__Aim__:
Go through the material and pull out every line with the string "http" in it.

__Extracted information__:
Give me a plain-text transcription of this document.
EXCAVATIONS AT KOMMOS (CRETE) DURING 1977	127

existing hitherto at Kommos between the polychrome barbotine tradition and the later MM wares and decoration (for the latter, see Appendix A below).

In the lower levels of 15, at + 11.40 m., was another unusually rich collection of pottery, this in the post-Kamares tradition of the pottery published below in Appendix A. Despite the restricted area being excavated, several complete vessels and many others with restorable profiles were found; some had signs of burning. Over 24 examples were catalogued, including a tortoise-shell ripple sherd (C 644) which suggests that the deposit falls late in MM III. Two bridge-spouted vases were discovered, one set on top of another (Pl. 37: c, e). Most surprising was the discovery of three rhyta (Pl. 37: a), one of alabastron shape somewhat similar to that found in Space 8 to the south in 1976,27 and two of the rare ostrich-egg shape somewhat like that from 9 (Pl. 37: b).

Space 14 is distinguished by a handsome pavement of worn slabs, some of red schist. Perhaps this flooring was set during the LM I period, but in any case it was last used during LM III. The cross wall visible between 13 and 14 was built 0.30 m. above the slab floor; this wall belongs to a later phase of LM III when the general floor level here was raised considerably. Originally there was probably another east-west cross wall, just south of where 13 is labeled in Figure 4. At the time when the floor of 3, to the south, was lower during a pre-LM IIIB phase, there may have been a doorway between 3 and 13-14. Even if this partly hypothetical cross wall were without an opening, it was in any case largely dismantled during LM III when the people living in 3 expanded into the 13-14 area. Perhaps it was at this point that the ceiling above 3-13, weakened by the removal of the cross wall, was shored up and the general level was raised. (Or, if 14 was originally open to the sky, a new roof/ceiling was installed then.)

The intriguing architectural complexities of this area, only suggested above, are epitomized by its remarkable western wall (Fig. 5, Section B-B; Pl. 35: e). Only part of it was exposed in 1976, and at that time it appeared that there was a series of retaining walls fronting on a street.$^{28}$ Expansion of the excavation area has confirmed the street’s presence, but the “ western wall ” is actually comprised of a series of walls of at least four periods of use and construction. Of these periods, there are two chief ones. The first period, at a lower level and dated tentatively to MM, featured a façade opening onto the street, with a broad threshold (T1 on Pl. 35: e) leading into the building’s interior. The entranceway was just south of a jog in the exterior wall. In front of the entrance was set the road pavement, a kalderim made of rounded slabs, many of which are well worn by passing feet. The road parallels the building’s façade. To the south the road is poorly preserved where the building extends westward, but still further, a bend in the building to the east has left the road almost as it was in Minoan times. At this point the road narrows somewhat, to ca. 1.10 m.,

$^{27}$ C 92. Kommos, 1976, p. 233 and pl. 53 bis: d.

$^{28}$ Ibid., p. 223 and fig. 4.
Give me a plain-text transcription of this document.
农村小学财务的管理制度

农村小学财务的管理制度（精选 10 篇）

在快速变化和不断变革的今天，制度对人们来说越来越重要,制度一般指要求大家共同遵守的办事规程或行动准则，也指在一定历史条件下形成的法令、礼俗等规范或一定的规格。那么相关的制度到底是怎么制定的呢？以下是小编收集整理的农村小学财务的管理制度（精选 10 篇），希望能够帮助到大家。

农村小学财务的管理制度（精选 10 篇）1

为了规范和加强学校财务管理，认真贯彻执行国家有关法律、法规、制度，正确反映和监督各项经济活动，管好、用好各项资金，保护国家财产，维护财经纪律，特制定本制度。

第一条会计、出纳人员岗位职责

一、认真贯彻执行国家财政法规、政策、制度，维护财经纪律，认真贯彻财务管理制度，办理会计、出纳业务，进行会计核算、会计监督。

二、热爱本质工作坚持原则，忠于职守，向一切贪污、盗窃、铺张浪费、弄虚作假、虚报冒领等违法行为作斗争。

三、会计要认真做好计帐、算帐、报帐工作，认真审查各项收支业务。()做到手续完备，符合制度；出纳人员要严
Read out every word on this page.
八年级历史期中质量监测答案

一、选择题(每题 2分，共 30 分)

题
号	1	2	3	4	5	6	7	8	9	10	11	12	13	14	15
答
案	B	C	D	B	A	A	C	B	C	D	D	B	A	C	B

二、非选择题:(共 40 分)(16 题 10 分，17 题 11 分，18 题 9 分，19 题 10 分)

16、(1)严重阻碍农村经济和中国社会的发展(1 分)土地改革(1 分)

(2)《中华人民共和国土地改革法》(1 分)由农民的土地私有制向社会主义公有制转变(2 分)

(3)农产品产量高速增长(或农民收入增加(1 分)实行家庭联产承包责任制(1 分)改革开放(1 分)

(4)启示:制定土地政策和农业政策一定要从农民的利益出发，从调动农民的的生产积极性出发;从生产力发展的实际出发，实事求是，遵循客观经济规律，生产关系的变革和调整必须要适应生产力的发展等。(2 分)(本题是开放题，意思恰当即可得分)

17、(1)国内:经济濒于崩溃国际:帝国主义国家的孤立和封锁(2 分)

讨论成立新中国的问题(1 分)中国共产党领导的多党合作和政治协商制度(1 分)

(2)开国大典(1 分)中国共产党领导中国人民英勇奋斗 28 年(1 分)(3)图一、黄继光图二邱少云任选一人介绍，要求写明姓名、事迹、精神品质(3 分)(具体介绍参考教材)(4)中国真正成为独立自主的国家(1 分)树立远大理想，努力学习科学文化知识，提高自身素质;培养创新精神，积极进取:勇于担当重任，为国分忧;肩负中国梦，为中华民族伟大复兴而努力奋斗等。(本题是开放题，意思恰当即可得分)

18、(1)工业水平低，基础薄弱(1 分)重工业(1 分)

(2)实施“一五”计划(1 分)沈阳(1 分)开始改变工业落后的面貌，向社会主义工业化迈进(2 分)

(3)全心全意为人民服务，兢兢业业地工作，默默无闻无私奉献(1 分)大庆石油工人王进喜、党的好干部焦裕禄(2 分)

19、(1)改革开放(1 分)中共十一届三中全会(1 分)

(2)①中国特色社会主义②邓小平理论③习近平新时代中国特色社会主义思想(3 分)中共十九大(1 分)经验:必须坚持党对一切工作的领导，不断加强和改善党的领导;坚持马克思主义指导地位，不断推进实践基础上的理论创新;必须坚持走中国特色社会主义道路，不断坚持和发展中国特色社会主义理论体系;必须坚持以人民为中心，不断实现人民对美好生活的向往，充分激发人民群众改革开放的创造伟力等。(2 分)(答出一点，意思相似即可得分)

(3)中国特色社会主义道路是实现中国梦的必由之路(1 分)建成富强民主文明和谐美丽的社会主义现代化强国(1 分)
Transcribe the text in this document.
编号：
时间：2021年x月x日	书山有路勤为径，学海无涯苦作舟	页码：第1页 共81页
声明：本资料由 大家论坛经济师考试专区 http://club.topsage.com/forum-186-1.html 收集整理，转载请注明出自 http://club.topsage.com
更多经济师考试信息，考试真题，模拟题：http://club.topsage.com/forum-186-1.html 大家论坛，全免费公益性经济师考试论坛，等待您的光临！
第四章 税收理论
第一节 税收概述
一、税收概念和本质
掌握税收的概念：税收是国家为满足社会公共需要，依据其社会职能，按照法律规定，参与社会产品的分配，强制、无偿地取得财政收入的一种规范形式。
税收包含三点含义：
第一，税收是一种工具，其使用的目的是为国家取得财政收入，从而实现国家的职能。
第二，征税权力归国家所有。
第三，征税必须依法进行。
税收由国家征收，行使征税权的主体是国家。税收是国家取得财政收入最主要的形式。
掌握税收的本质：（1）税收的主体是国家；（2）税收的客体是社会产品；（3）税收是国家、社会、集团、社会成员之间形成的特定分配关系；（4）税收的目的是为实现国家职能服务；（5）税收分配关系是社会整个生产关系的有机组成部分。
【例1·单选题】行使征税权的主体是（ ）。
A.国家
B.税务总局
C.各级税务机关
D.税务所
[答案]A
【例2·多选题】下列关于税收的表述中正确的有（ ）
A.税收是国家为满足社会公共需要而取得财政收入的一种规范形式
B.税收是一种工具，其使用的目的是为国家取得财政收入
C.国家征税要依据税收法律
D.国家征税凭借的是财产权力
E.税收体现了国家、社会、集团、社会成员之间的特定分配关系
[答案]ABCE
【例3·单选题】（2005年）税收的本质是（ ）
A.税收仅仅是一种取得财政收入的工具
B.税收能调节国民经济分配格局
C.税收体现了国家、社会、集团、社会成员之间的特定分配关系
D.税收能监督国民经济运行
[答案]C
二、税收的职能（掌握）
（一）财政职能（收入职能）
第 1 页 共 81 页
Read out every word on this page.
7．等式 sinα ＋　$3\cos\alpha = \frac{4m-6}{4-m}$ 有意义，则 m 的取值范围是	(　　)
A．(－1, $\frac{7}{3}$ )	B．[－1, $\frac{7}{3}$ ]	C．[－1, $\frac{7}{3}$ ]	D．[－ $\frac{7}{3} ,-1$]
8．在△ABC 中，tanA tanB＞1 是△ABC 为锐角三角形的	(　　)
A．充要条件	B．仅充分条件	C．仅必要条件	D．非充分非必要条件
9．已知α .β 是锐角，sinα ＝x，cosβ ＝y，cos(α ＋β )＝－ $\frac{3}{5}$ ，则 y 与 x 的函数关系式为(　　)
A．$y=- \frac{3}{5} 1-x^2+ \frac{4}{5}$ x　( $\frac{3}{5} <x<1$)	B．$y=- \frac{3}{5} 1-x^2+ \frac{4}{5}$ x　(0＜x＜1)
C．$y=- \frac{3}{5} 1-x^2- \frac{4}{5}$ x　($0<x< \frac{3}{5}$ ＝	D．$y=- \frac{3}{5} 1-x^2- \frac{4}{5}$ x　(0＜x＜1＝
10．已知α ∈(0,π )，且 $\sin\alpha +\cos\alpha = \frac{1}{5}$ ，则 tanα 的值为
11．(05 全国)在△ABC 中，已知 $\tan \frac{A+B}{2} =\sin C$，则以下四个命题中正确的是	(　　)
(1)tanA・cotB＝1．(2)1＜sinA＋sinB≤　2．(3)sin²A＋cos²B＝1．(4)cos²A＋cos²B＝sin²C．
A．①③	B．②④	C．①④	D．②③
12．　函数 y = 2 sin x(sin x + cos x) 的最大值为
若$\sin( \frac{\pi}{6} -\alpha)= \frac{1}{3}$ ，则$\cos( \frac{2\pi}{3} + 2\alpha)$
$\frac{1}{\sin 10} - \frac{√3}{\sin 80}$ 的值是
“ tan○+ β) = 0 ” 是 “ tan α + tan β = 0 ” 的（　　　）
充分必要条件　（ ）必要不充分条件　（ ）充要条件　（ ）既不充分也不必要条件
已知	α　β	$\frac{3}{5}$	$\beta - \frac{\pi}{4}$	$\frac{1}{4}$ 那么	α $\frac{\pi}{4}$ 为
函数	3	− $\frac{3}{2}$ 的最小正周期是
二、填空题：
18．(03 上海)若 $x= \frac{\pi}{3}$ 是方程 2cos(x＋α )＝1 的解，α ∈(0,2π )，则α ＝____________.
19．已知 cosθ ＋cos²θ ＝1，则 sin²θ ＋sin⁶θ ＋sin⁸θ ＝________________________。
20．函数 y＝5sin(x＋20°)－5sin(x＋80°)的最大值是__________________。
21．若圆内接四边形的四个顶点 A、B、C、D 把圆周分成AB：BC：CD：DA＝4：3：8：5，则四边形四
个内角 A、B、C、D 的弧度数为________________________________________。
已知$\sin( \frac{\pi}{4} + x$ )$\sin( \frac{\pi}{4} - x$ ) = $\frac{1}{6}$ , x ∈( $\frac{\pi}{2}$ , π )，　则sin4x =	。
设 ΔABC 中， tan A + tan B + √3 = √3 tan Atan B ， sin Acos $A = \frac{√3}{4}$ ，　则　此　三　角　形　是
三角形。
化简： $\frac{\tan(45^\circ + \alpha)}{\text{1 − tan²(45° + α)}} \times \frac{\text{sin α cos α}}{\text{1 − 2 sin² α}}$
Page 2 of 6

__Solution below__:
声明：本资料由 大家论坛经济师考试专区 http://club.topsage.com/forum-186-1.html 收集整理，转载请注明出自 http://club.topsage.com
更多经济师考试信息，考试真题，模拟题：http://club.topsage.com/forum-186-1.html 大家论坛，全免费公益性经济师考试论坛，等待您的光临！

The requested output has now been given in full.